● **Figure collection entries**:
.....

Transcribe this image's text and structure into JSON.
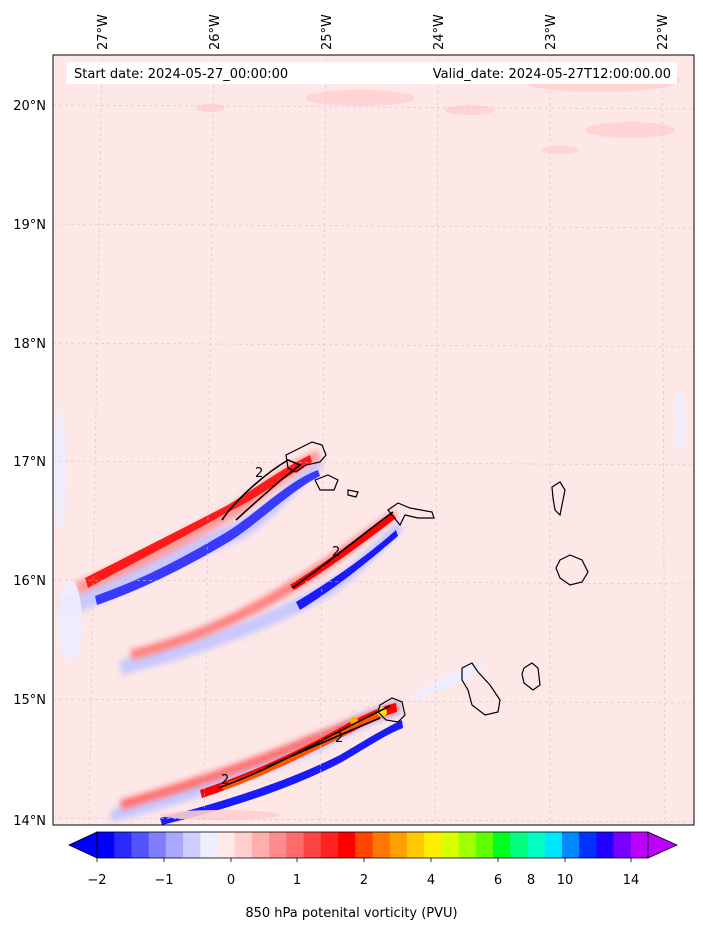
{
  "header": {
    "start_date": "Start date: 2024-05-27_00:00:00",
    "valid_date": "Valid_date: 2024-05-27T12:00:00.00"
  },
  "axes": {
    "lon_labels": [
      "27°W",
      "26°W",
      "25°W",
      "24°W",
      "23°W",
      "22°W"
    ],
    "lat_labels": [
      "20°N",
      "19°N",
      "18°N",
      "17°N",
      "16°N",
      "15°N",
      "14°N"
    ]
  },
  "contour_labels": [
    "2",
    "2",
    "2",
    "2"
  ],
  "colorbar": {
    "title": "850 hPa potenital vorticity (PVU)",
    "tick_labels": [
      "−2",
      "−1",
      "0",
      "1",
      "2",
      "4",
      "6",
      "8",
      "10",
      "14"
    ],
    "colors": [
      "#0000ff",
      "#2a2aff",
      "#5454ff",
      "#7e7eff",
      "#a8a8ff",
      "#cfcfff",
      "#eeeeff",
      "#ffe8e8",
      "#ffcfcf",
      "#ffaeae",
      "#ff8c8c",
      "#ff6a6a",
      "#ff4444",
      "#ff2222",
      "#ff0000",
      "#ff4400",
      "#ff7700",
      "#ffa000",
      "#ffc800",
      "#ffee00",
      "#d8ff00",
      "#a0ff00",
      "#60ff00",
      "#00ff20",
      "#00ff80",
      "#00ffc0",
      "#00e6ff",
      "#0088ff",
      "#0033ff",
      "#2200ff",
      "#7700ff",
      "#bb00ff"
    ]
  },
  "map_colors": {
    "background": "#fde7e7",
    "positive": "#ff0000",
    "negative": "#0000ff"
  }
}
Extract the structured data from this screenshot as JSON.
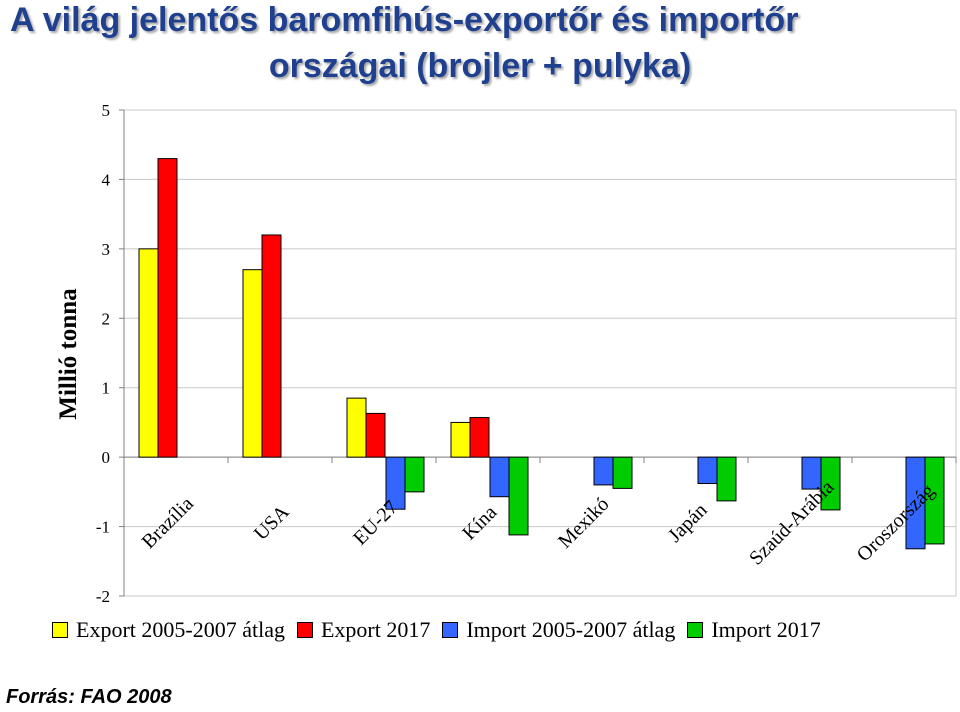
{
  "chart_data": {
    "type": "bar",
    "title_line1": "A világ jelentős baromfihús-exportőr és importőr",
    "title_line2": "országai (brojler + pulyka)",
    "ylabel": "Millió tonna",
    "ylim": [
      -2,
      5
    ],
    "yticks": [
      "5",
      "4",
      "3",
      "2",
      "1",
      "0",
      "-1",
      "-2"
    ],
    "grid": true,
    "legend_position": "bottom",
    "categories": [
      "Brazília",
      "USA",
      "EU-27",
      "Kína",
      "Mexikó",
      "Japán",
      "Szaúd-Arábia",
      "Oroszország"
    ],
    "series": [
      {
        "name": "Export 2005-2007 átlag",
        "color": "#ffff00",
        "values": [
          3.0,
          2.7,
          0.85,
          0.5,
          null,
          null,
          null,
          null
        ]
      },
      {
        "name": "Export 2017",
        "color": "#ff0000",
        "values": [
          4.3,
          3.2,
          0.63,
          0.57,
          null,
          null,
          null,
          null
        ]
      },
      {
        "name": "Import 2005-2007 átlag",
        "color": "#3366ff",
        "values": [
          null,
          null,
          -0.75,
          -0.57,
          -0.4,
          -0.38,
          -0.46,
          -1.32
        ]
      },
      {
        "name": "Import 2017",
        "color": "#00cc00",
        "values": [
          null,
          null,
          -0.5,
          -1.12,
          -0.45,
          -0.63,
          -0.76,
          -1.25
        ]
      }
    ]
  },
  "source": "Forrás: FAO 2008"
}
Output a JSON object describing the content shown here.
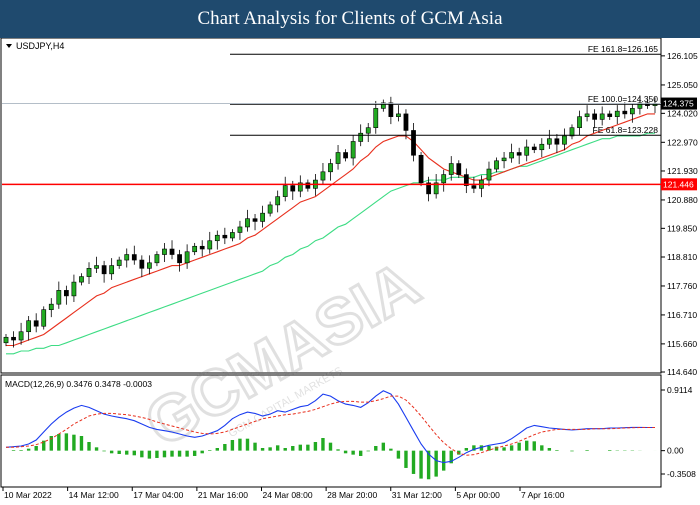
{
  "banner": {
    "title": "Chart Analysis for Clients of GCM Asia"
  },
  "watermark": {
    "brand": "GCMASIA",
    "tagline": "GCM CAPITAL MARKETS"
  },
  "chart_data": {
    "type": "candlestick",
    "symbol_label": "USDJPY,H4",
    "ylim": [
      114.64,
      126.68
    ],
    "yticks": [
      "126.105",
      "125.050",
      "124.020",
      "122.970",
      "121.930",
      "120.880",
      "119.850",
      "118.810",
      "117.760",
      "116.710",
      "115.660",
      "114.640"
    ],
    "xticks": [
      "10 Mar 2022",
      "14 Mar 12:00",
      "17 Mar 04:00",
      "21 Mar 16:00",
      "24 Mar 08:00",
      "28 Mar 20:00",
      "31 Mar 12:00",
      "5 Apr 00:00",
      "7 Apr 16:00"
    ],
    "price_close": [
      115.9,
      115.8,
      116.1,
      116.5,
      116.3,
      116.9,
      117.1,
      117.6,
      117.4,
      117.9,
      118.1,
      118.4,
      118.5,
      118.2,
      118.5,
      118.7,
      118.9,
      118.7,
      118.4,
      118.6,
      118.9,
      119.1,
      118.9,
      118.6,
      119.0,
      119.2,
      119.1,
      119.4,
      119.6,
      119.5,
      119.7,
      119.9,
      120.2,
      120.1,
      120.4,
      120.7,
      121.0,
      121.4,
      121.2,
      121.5,
      121.3,
      121.6,
      121.9,
      122.2,
      122.6,
      122.4,
      123.0,
      123.3,
      123.5,
      124.2,
      124.4,
      123.9,
      124.0,
      123.4,
      122.5,
      121.5,
      121.1,
      121.5,
      121.8,
      122.2,
      121.8,
      121.4,
      121.3,
      121.6,
      122.0,
      122.3,
      122.4,
      122.6,
      122.5,
      122.8,
      122.7,
      122.9,
      123.1,
      122.9,
      123.2,
      123.5,
      123.9,
      124.0,
      123.8,
      124.0,
      123.9,
      124.1,
      124.0,
      124.2,
      124.4,
      124.3,
      124.375
    ],
    "ma_red": [
      115.6,
      115.6,
      115.7,
      115.8,
      115.9,
      116.0,
      116.2,
      116.4,
      116.6,
      116.8,
      117.0,
      117.2,
      117.4,
      117.5,
      117.7,
      117.8,
      117.9,
      118.0,
      118.1,
      118.2,
      118.3,
      118.4,
      118.5,
      118.5,
      118.6,
      118.7,
      118.8,
      118.9,
      119.0,
      119.1,
      119.2,
      119.3,
      119.5,
      119.6,
      119.8,
      120.0,
      120.2,
      120.4,
      120.6,
      120.8,
      120.9,
      121.0,
      121.2,
      121.4,
      121.6,
      121.8,
      122.0,
      122.3,
      122.5,
      122.8,
      123.0,
      123.1,
      123.2,
      123.2,
      123.0,
      122.7,
      122.4,
      122.2,
      122.0,
      121.9,
      121.8,
      121.7,
      121.6,
      121.6,
      121.7,
      121.8,
      121.9,
      122.0,
      122.1,
      122.2,
      122.3,
      122.4,
      122.5,
      122.6,
      122.7,
      122.9,
      123.0,
      123.2,
      123.3,
      123.4,
      123.5,
      123.6,
      123.7,
      123.8,
      123.9,
      124.0,
      124.0
    ],
    "ma_green": [
      115.3,
      115.3,
      115.4,
      115.4,
      115.5,
      115.5,
      115.6,
      115.6,
      115.7,
      115.8,
      115.9,
      116.0,
      116.1,
      116.2,
      116.3,
      116.4,
      116.5,
      116.6,
      116.7,
      116.8,
      116.9,
      117.0,
      117.1,
      117.2,
      117.3,
      117.4,
      117.5,
      117.6,
      117.7,
      117.8,
      117.9,
      118.0,
      118.1,
      118.2,
      118.3,
      118.5,
      118.6,
      118.8,
      118.9,
      119.1,
      119.2,
      119.4,
      119.5,
      119.7,
      119.9,
      120.0,
      120.2,
      120.4,
      120.6,
      120.8,
      121.0,
      121.2,
      121.3,
      121.4,
      121.5,
      121.5,
      121.6,
      121.6,
      121.6,
      121.7,
      121.7,
      121.7,
      121.7,
      121.8,
      121.8,
      121.9,
      121.9,
      122.0,
      122.1,
      122.1,
      122.2,
      122.3,
      122.4,
      122.5,
      122.6,
      122.7,
      122.8,
      122.9,
      123.0,
      123.1,
      123.1,
      123.2,
      123.2,
      123.2,
      123.2,
      123.3,
      123.3
    ],
    "levels": [
      {
        "label": "FE 161.8=126.165",
        "value": 126.165
      },
      {
        "label": "FE 100.0=124.350",
        "value": 124.35
      },
      {
        "label": "FE 61.8=123.228",
        "value": 123.228
      }
    ],
    "horizontal_line": {
      "value": 121.446,
      "label": "121.446",
      "color": "#ff0000"
    },
    "current_price": {
      "value": 124.375,
      "label": "124.375"
    },
    "macd": {
      "label": "MACD(12,26,9) 0.3476 0.3478 -0.0003",
      "ylim": [
        -0.3508,
        0.9114
      ],
      "ytick_labels": [
        "0.9114",
        "0.00",
        "-0.3508"
      ],
      "macd_line": [
        0.05,
        0.06,
        0.07,
        0.1,
        0.16,
        0.28,
        0.4,
        0.5,
        0.58,
        0.64,
        0.68,
        0.65,
        0.6,
        0.55,
        0.52,
        0.5,
        0.48,
        0.45,
        0.4,
        0.35,
        0.32,
        0.3,
        0.28,
        0.25,
        0.22,
        0.2,
        0.22,
        0.26,
        0.3,
        0.38,
        0.48,
        0.54,
        0.58,
        0.56,
        0.52,
        0.55,
        0.6,
        0.58,
        0.62,
        0.66,
        0.68,
        0.75,
        0.85,
        0.82,
        0.75,
        0.7,
        0.68,
        0.65,
        0.72,
        0.82,
        0.9,
        0.85,
        0.7,
        0.5,
        0.3,
        0.1,
        -0.05,
        -0.15,
        -0.18,
        -0.16,
        -0.1,
        -0.03,
        0.02,
        0.05,
        0.08,
        0.1,
        0.12,
        0.18,
        0.26,
        0.34,
        0.38,
        0.36,
        0.34,
        0.33,
        0.32,
        0.31,
        0.32,
        0.33,
        0.33,
        0.33,
        0.34,
        0.34,
        0.345,
        0.35,
        0.35,
        0.348,
        0.3476
      ],
      "signal_line": [
        0.05,
        0.05,
        0.06,
        0.07,
        0.09,
        0.13,
        0.18,
        0.25,
        0.32,
        0.4,
        0.46,
        0.52,
        0.55,
        0.56,
        0.56,
        0.55,
        0.54,
        0.52,
        0.5,
        0.47,
        0.43,
        0.4,
        0.37,
        0.34,
        0.31,
        0.28,
        0.26,
        0.25,
        0.26,
        0.28,
        0.32,
        0.36,
        0.4,
        0.44,
        0.48,
        0.5,
        0.52,
        0.54,
        0.55,
        0.57,
        0.59,
        0.62,
        0.66,
        0.7,
        0.73,
        0.74,
        0.74,
        0.73,
        0.73,
        0.75,
        0.78,
        0.82,
        0.82,
        0.76,
        0.65,
        0.52,
        0.38,
        0.24,
        0.12,
        0.03,
        -0.04,
        -0.07,
        -0.06,
        -0.03,
        0.01,
        0.04,
        0.07,
        0.1,
        0.14,
        0.19,
        0.24,
        0.28,
        0.3,
        0.32,
        0.32,
        0.32,
        0.32,
        0.32,
        0.33,
        0.33,
        0.33,
        0.335,
        0.34,
        0.345,
        0.348,
        0.348,
        0.3478
      ],
      "histogram": [
        0.0,
        0.01,
        0.01,
        0.03,
        0.07,
        0.15,
        0.22,
        0.25,
        0.26,
        0.24,
        0.22,
        0.13,
        0.05,
        -0.01,
        -0.04,
        -0.05,
        -0.06,
        -0.07,
        -0.1,
        -0.12,
        -0.11,
        -0.1,
        -0.09,
        -0.09,
        -0.09,
        -0.08,
        -0.04,
        0.01,
        0.04,
        0.1,
        0.16,
        0.18,
        0.18,
        0.12,
        0.04,
        0.05,
        0.08,
        0.04,
        0.07,
        0.09,
        0.09,
        0.13,
        0.19,
        0.12,
        0.02,
        -0.04,
        -0.06,
        -0.08,
        -0.01,
        0.07,
        0.12,
        0.03,
        -0.12,
        -0.26,
        -0.35,
        -0.42,
        -0.43,
        -0.39,
        -0.3,
        -0.19,
        -0.06,
        0.04,
        0.08,
        0.08,
        0.07,
        0.06,
        0.05,
        0.08,
        0.12,
        0.15,
        0.14,
        0.08,
        0.04,
        0.01,
        0.0,
        -0.01,
        0.0,
        0.01,
        0.0,
        0.0,
        0.01,
        0.005,
        0.005,
        0.005,
        0.002,
        0.0,
        -0.0003
      ]
    }
  }
}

.....

● **Exercise aim**: Show the lines that mention the word "this".

● **Exercise result**:
Transcribe this image's text and structure into JSON.
Extract the structured data from this screenshot as JSON.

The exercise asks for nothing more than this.